## Material to process
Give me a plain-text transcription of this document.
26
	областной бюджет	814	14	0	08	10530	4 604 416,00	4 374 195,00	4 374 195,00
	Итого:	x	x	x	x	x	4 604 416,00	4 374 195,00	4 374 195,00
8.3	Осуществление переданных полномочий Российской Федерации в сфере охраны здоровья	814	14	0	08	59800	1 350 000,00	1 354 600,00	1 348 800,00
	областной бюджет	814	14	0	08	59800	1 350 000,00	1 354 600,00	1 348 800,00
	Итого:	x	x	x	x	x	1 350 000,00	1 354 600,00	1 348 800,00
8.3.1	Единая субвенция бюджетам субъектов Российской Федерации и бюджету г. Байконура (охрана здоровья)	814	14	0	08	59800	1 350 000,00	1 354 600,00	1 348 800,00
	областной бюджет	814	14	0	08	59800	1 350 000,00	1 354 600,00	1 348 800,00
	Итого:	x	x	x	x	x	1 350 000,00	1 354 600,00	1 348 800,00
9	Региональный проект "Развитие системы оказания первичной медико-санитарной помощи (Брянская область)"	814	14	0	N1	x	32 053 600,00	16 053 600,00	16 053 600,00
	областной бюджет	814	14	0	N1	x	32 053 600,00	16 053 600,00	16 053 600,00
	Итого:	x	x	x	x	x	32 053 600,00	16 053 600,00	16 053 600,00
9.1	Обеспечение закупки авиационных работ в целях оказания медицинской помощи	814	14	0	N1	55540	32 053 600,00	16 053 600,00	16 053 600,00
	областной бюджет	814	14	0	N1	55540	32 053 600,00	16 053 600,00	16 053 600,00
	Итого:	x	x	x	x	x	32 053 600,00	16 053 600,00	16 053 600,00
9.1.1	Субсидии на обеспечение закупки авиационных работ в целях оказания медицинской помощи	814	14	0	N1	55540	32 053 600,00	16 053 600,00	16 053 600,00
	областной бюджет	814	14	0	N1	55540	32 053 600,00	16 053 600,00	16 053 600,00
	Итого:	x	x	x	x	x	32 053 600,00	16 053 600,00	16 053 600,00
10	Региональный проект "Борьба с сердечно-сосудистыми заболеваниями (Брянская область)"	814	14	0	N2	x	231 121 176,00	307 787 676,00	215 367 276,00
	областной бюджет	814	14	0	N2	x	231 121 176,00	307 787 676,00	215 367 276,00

## What you will do
Search the data above for the string "Брянская" and return every line that has it.

## Response to the exercise
9	Региональный проект "Развитие системы оказания первичной медико-санитарной помощи (Брянская область)"	814	14	0	N1	x	32 053 600,00	16 053 600,00	16 053 600,00
10	Региональный проект "Борьба с сердечно-сосудистыми заболеваниями (Брянская область)"	814	14	0	N2	x	231 121 176,00	307 787 676,00	215 367 276,00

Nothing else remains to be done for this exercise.